──────── Information supplied
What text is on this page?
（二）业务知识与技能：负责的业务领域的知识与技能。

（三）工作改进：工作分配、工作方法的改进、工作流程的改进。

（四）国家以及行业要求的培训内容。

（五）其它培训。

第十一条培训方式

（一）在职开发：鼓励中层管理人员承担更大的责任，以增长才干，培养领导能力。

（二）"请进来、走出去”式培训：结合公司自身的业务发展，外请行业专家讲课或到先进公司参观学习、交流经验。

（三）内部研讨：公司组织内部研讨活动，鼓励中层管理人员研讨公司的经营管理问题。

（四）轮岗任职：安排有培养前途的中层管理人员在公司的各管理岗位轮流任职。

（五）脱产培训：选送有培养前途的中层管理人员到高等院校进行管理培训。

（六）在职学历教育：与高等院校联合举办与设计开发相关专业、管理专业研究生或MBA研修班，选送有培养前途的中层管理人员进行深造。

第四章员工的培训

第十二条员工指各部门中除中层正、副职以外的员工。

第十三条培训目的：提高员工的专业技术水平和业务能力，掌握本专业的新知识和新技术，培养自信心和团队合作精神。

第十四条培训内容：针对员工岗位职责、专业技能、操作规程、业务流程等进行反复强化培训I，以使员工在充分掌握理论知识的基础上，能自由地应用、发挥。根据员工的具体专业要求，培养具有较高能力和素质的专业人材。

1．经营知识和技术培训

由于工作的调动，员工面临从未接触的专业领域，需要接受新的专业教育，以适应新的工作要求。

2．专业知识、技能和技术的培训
────────────────
Type out all of the material again, word for word.

The answer
What text is on this page?
（二）业务知识与技能：负责的业务领域的知识与技能。

（三）工作改进：工作分配、工作方法的改进、工作流程的改进。

（四）国家以及行业要求的培训内容。

（五）其它培训。

第十一条培训方式

（一）在职开发：鼓励中层管理人员承担更大的责任，以增长才干，培养领导能力。

（二）"请进来、走出去”式培训：结合公司自身的业务发展，外请行业专家讲课或到先进公司参观学习、交流经验。

（三）内部研讨：公司组织内部研讨活动，鼓励中层管理人员研讨公司的经营管理问题。

（四）轮岗任职：安排有培养前途的中层管理人员在公司的各管理岗位轮流任职。

（五）脱产培训：选送有培养前途的中层管理人员到高等院校进行管理培训。

（六）在职学历教育：与高等院校联合举办与设计开发相关专业、管理专业研究生或MBA研修班，选送有培养前途的中层管理人员进行深造。

第四章员工的培训

第十二条员工指各部门中除中层正、副职以外的员工。

第十三条培训目的：提高员工的专业技术水平和业务能力，掌握本专业的新知识和新技术，培养自信心和团队合作精神。

第十四条培训内容：针对员工岗位职责、专业技能、操作规程、业务流程等进行反复强化培训I，以使员工在充分掌握理论知识的基础上，能自由地应用、发挥。根据员工的具体专业要求，培养具有较高能力和素质的专业人材。

1．经营知识和技术培训

由于工作的调动，员工面临从未接触的专业领域，需要接受新的专业教育，以适应新的工作要求。

2．专业知识、技能和技术的培训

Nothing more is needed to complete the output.